[Dataset excerpt]
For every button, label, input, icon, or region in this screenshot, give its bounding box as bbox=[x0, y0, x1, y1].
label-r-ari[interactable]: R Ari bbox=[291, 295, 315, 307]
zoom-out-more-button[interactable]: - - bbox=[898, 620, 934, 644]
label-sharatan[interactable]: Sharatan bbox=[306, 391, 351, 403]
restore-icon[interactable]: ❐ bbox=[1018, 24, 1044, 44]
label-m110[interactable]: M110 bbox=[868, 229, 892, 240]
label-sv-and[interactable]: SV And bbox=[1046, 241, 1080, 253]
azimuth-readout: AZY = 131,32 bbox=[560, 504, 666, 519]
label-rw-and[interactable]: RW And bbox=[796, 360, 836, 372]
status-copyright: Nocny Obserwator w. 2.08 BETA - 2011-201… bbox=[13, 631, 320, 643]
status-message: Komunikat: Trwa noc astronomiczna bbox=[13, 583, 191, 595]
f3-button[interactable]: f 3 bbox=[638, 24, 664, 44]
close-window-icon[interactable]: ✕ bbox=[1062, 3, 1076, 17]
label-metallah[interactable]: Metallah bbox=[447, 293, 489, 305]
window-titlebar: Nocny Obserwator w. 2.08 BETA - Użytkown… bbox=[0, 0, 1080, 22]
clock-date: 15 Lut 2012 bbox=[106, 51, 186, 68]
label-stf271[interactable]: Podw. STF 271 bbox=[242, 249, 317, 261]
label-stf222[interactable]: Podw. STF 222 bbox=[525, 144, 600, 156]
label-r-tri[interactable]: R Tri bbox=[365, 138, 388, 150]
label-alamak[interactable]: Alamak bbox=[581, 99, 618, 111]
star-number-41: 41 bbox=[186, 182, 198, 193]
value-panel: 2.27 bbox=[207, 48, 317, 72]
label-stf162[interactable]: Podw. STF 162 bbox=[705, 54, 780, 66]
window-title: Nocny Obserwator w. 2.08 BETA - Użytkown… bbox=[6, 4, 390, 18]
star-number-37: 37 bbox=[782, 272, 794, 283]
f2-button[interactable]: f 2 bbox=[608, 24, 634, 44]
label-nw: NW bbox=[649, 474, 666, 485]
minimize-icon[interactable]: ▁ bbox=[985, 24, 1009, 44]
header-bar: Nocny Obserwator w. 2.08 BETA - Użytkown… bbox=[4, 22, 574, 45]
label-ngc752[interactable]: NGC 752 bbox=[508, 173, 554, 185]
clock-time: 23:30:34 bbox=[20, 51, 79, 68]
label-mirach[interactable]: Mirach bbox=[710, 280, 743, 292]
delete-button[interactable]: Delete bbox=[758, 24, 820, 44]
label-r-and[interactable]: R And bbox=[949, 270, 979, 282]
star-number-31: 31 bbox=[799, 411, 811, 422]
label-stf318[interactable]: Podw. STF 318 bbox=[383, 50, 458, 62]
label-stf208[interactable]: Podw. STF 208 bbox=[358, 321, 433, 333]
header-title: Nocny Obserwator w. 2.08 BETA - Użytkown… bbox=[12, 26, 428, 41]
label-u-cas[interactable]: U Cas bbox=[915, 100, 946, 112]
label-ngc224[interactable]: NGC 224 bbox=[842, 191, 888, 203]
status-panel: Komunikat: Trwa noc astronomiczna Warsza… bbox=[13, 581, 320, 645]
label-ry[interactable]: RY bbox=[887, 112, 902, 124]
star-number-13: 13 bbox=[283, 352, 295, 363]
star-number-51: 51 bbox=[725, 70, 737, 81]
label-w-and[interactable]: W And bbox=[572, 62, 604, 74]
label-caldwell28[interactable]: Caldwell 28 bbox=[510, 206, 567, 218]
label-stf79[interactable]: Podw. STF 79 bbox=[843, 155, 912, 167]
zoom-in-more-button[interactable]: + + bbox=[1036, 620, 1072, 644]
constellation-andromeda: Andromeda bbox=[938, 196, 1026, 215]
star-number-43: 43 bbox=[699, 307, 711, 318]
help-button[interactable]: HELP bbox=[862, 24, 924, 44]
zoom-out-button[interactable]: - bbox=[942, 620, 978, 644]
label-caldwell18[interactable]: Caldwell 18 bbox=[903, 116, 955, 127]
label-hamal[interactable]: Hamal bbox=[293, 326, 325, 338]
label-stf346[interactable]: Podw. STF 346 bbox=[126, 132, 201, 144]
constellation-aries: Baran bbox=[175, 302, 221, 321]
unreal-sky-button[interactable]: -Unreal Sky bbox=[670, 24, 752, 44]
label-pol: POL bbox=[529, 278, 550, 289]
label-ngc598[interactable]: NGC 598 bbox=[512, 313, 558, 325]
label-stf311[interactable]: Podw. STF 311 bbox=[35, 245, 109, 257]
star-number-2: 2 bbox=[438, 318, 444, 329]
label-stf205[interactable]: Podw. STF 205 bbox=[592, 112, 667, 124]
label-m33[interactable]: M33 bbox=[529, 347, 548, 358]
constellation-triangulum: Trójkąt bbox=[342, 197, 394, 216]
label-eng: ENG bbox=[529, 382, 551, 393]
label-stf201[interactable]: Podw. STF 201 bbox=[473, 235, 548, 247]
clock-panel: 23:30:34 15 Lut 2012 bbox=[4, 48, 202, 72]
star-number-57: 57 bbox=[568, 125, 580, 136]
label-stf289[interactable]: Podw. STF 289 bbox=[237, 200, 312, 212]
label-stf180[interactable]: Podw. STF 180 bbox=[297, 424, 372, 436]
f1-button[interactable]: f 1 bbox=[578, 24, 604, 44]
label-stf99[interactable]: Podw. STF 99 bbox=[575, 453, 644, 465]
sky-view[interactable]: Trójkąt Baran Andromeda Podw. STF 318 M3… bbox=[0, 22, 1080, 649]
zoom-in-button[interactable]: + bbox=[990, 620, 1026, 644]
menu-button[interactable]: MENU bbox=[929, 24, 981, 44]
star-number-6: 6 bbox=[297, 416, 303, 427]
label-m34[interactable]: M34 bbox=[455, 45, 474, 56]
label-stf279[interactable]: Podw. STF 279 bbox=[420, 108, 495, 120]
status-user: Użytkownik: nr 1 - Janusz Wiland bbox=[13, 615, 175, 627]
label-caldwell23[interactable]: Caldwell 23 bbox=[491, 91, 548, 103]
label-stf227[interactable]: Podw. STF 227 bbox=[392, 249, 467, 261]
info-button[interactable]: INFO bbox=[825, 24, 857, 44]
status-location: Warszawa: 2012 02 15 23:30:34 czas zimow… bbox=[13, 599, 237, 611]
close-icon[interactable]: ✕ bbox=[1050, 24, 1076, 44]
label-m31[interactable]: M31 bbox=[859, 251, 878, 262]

* _Exercise description_
Display each line of the items above that contains the string "panel", treating uppercase and lowercase letters as different.

* _Result of this exercise_
value-panel: 2.27 bbox=[207, 48, 317, 72]
status-panel: Komunikat: Trwa noc astronomiczna Warsza… bbox=[13, 581, 320, 645]
clock-panel: 23:30:34 15 Lut 2012 bbox=[4, 48, 202, 72]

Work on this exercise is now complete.